■ Records for processing ■
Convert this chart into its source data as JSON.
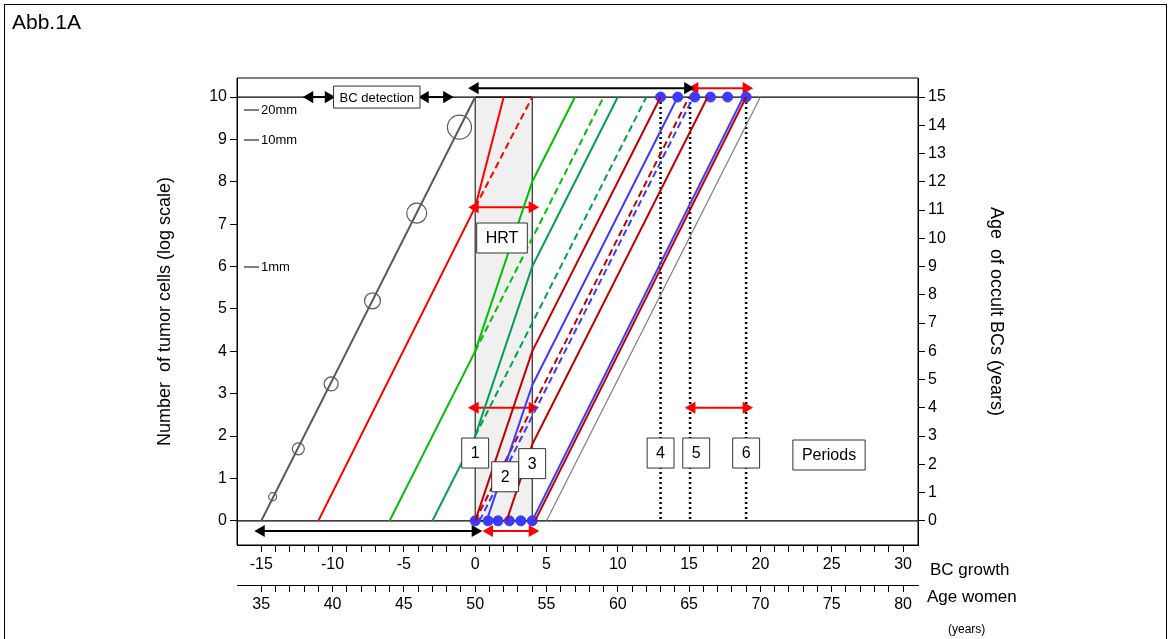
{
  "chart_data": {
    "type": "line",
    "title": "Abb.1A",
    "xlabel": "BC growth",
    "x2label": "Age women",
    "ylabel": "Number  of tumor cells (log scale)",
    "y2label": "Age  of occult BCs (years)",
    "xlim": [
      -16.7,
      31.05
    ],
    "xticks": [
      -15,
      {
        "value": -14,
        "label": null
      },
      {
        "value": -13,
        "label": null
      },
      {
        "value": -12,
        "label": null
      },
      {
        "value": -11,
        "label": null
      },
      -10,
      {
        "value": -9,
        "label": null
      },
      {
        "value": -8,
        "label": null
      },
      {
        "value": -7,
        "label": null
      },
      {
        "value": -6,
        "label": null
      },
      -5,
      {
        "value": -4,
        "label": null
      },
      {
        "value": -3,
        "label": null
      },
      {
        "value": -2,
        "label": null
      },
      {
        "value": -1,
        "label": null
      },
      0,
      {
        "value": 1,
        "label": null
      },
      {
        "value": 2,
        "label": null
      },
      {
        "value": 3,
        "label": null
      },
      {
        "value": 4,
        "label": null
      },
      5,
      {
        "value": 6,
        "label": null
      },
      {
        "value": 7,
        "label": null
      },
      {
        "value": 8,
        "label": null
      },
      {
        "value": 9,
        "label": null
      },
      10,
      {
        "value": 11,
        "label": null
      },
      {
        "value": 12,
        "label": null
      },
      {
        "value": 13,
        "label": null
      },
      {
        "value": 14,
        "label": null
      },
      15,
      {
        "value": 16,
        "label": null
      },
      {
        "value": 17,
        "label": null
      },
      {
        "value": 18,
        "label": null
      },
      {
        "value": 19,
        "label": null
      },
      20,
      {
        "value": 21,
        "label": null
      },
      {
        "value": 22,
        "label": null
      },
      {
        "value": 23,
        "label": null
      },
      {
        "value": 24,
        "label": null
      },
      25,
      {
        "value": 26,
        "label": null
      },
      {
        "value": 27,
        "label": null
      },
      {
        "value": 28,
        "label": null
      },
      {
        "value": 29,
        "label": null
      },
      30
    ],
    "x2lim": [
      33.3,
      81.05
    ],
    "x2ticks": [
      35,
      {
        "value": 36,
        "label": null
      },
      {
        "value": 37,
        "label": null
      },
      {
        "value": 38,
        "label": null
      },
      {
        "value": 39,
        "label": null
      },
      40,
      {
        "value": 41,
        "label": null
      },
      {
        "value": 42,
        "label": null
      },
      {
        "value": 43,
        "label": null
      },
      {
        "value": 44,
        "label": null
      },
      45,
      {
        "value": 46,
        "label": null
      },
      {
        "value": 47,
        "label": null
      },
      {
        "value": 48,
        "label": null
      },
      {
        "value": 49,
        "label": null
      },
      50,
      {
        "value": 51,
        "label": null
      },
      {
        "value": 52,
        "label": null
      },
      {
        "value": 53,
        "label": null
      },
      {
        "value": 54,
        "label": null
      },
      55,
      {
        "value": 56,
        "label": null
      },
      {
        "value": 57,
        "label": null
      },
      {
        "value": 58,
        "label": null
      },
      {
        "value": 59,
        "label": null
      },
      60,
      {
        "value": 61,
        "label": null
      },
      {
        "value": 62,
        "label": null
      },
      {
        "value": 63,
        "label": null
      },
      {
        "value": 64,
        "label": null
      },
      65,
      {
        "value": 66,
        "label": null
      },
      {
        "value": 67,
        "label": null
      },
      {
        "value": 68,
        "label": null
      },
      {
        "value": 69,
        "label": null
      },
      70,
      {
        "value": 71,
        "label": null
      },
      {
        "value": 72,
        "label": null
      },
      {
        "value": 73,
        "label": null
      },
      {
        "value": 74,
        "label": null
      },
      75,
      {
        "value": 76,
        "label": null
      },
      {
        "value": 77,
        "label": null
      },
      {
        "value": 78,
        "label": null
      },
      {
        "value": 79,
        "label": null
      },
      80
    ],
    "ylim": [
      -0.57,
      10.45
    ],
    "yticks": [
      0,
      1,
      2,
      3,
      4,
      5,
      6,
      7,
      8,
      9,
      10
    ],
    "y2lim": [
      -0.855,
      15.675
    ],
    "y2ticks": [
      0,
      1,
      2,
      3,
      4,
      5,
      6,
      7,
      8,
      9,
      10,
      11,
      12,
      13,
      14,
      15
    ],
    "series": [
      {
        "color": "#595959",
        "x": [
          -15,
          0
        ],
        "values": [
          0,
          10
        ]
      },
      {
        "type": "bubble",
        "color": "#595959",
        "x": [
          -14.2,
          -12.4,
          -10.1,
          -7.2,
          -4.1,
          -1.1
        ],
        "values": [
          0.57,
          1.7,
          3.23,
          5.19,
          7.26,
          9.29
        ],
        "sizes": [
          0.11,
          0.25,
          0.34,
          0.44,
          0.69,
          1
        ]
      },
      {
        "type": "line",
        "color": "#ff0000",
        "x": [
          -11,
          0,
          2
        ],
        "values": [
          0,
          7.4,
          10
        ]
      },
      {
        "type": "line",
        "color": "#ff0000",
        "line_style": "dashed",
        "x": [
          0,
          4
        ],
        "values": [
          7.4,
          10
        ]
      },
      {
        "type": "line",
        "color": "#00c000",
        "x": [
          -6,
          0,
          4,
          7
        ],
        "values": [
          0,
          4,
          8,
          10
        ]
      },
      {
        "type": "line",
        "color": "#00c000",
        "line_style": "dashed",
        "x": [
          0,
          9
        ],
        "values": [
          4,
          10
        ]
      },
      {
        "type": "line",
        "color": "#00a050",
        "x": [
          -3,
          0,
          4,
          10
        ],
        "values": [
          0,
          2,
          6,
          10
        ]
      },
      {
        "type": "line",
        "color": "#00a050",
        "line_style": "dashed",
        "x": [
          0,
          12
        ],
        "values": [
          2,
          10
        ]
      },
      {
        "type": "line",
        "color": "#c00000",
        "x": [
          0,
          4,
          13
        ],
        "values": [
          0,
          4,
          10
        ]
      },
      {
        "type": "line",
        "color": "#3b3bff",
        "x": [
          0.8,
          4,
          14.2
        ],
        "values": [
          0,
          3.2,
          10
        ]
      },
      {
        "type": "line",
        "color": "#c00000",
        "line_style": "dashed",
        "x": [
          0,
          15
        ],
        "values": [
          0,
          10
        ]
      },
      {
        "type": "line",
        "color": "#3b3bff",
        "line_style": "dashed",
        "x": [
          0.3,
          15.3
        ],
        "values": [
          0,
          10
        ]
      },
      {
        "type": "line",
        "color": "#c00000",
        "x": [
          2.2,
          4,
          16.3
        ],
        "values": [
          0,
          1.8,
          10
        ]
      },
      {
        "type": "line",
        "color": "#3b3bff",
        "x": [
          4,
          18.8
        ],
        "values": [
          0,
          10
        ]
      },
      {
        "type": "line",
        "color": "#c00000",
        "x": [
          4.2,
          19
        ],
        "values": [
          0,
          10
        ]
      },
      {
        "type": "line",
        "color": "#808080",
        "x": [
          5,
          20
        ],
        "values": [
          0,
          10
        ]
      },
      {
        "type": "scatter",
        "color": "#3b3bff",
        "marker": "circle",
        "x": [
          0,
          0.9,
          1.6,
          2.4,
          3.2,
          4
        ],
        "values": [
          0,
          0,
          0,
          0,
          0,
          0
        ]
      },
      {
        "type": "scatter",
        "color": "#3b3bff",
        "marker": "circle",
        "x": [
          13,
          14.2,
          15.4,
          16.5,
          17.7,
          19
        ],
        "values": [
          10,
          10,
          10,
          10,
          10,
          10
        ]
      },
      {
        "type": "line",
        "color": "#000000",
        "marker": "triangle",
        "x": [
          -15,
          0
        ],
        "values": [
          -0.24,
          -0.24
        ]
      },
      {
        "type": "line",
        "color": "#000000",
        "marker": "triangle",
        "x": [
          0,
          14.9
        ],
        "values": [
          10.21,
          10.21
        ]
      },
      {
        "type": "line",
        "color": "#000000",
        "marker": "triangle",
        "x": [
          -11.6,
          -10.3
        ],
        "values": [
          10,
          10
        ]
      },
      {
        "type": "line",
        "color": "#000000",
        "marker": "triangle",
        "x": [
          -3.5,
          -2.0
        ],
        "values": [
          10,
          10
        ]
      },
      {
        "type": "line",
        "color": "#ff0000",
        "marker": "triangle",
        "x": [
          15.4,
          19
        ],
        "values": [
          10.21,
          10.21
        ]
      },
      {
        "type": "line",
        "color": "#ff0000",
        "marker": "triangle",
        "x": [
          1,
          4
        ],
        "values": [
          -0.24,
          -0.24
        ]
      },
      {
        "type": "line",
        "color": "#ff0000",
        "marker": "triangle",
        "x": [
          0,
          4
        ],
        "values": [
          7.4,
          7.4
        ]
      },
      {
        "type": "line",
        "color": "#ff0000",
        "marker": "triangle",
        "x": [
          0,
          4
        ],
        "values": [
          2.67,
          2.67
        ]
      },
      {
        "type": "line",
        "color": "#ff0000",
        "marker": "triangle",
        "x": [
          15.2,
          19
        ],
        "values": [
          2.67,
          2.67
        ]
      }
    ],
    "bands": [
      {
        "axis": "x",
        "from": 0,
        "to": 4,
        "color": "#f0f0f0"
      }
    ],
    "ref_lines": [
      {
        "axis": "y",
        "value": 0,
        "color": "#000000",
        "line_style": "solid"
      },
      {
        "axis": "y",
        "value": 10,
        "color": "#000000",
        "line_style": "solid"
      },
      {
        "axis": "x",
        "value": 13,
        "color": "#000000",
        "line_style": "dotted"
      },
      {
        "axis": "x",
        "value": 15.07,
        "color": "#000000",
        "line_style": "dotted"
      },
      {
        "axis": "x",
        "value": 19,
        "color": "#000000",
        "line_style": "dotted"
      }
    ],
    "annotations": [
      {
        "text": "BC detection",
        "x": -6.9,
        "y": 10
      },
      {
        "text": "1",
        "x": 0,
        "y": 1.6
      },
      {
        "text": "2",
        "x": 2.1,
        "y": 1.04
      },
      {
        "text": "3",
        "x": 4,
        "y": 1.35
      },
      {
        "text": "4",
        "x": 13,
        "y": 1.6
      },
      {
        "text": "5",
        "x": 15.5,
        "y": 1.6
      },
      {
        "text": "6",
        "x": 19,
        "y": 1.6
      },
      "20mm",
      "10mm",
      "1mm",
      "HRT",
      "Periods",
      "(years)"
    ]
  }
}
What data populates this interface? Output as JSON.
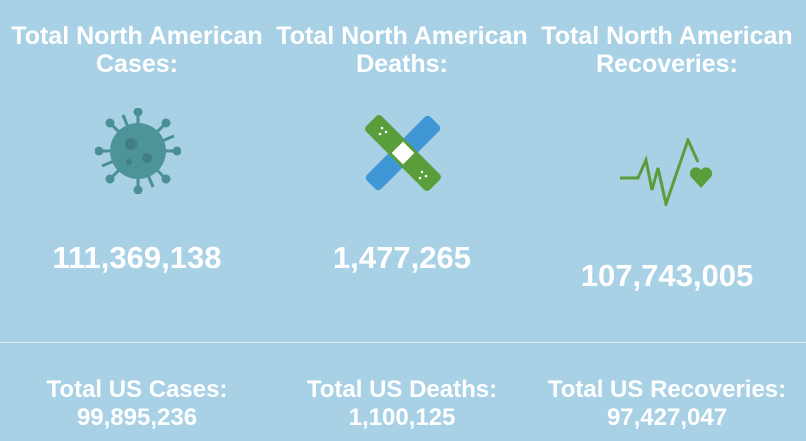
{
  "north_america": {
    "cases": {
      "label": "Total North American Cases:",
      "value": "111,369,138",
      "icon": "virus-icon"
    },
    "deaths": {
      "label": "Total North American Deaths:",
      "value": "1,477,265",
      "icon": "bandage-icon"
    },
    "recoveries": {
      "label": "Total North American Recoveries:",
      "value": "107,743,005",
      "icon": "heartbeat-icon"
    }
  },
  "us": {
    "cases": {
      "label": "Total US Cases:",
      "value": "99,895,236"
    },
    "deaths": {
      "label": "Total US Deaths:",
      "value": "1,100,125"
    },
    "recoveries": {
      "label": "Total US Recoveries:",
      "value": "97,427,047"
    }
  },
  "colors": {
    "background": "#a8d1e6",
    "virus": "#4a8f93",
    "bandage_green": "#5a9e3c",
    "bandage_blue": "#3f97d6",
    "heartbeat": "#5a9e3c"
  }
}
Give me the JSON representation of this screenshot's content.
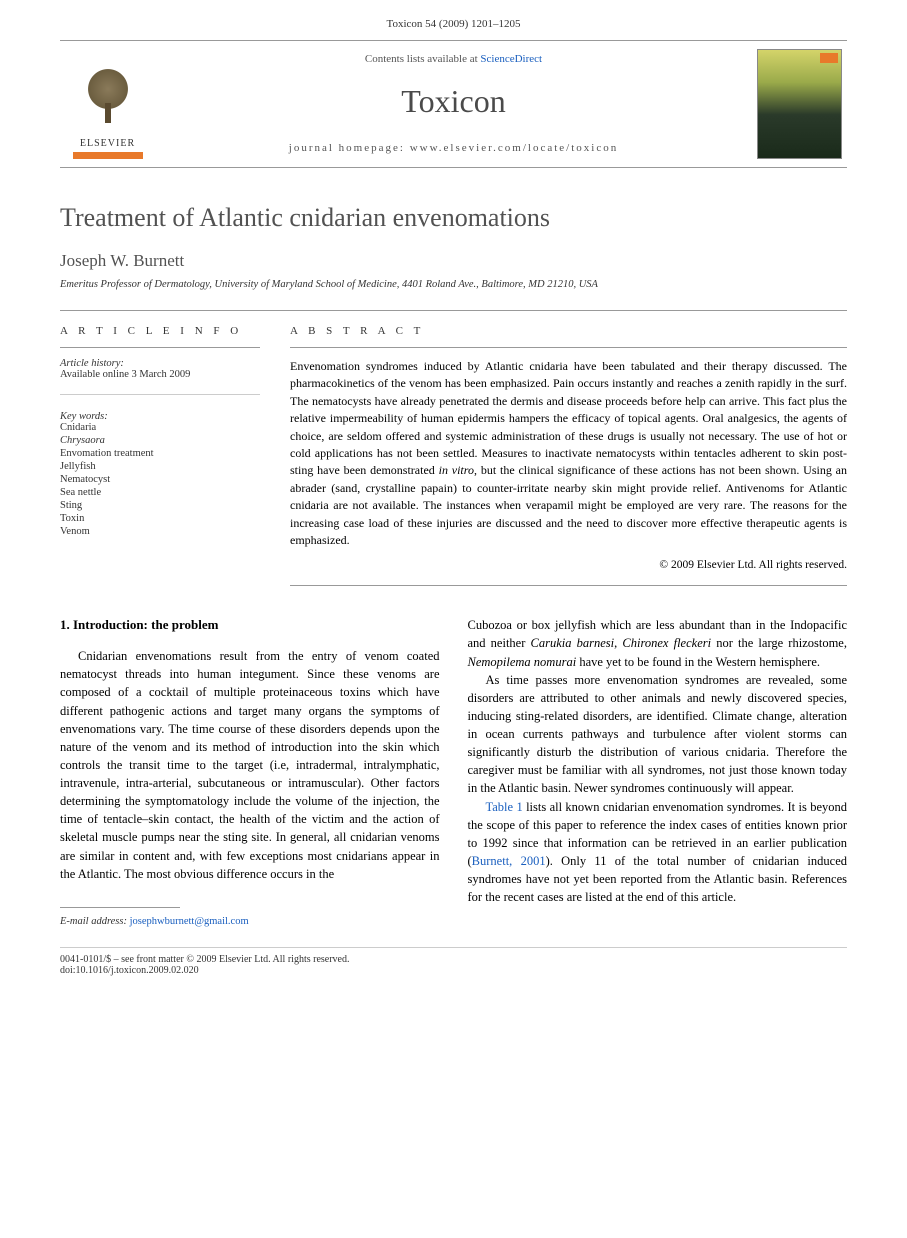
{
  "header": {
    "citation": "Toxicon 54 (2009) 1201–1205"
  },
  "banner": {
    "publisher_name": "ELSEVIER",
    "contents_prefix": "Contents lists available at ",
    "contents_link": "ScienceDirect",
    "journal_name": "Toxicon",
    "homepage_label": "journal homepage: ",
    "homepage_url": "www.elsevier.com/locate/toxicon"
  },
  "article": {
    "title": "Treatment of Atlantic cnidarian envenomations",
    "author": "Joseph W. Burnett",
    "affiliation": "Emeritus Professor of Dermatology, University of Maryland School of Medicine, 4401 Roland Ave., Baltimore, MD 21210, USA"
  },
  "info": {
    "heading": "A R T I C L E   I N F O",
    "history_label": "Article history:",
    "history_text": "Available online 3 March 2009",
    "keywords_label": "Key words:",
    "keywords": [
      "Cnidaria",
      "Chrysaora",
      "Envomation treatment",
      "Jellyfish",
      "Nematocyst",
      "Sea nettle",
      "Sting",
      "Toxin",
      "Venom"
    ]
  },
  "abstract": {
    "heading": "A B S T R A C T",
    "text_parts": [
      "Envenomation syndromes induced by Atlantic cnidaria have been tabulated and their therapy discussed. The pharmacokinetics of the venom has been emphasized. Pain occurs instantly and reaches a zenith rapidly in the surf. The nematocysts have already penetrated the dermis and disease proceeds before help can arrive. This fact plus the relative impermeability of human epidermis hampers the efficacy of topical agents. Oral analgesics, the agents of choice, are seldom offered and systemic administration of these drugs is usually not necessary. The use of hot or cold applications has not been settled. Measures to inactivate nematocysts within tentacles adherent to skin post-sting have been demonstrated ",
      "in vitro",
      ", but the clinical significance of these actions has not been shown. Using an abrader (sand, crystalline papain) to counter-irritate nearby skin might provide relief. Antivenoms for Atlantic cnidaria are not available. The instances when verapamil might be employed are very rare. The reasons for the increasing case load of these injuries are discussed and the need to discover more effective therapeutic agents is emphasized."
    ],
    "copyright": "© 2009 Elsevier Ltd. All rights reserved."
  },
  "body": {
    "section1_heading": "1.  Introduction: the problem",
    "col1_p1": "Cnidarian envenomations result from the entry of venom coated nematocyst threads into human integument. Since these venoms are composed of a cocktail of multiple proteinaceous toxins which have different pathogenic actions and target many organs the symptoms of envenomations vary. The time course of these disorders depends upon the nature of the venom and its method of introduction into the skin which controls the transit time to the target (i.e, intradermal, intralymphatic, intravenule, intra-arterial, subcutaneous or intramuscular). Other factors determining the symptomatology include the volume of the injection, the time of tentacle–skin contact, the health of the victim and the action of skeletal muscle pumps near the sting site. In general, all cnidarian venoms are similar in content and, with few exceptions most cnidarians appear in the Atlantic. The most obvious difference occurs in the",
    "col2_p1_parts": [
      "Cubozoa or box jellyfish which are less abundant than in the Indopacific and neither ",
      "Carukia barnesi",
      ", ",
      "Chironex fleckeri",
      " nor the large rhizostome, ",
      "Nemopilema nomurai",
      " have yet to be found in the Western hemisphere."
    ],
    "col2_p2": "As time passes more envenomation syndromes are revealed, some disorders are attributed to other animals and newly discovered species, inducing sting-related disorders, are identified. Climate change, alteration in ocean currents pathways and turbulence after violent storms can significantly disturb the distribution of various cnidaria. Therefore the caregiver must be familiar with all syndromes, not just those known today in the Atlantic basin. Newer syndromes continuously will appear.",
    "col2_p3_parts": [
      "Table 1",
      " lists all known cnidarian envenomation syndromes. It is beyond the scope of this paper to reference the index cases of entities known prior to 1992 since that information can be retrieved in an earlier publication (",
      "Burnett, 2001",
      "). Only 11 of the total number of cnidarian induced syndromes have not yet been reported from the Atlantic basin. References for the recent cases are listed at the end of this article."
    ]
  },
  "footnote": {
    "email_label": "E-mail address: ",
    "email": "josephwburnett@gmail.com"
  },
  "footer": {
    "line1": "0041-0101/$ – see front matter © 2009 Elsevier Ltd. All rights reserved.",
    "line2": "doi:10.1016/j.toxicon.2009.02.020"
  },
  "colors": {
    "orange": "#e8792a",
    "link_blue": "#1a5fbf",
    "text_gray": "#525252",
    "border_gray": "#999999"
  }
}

■ Problem requirements ■
Across the data shown above, how many lines carry the string "JSON"? Reply with the figure by itself.

■ Solution to this problem ■
3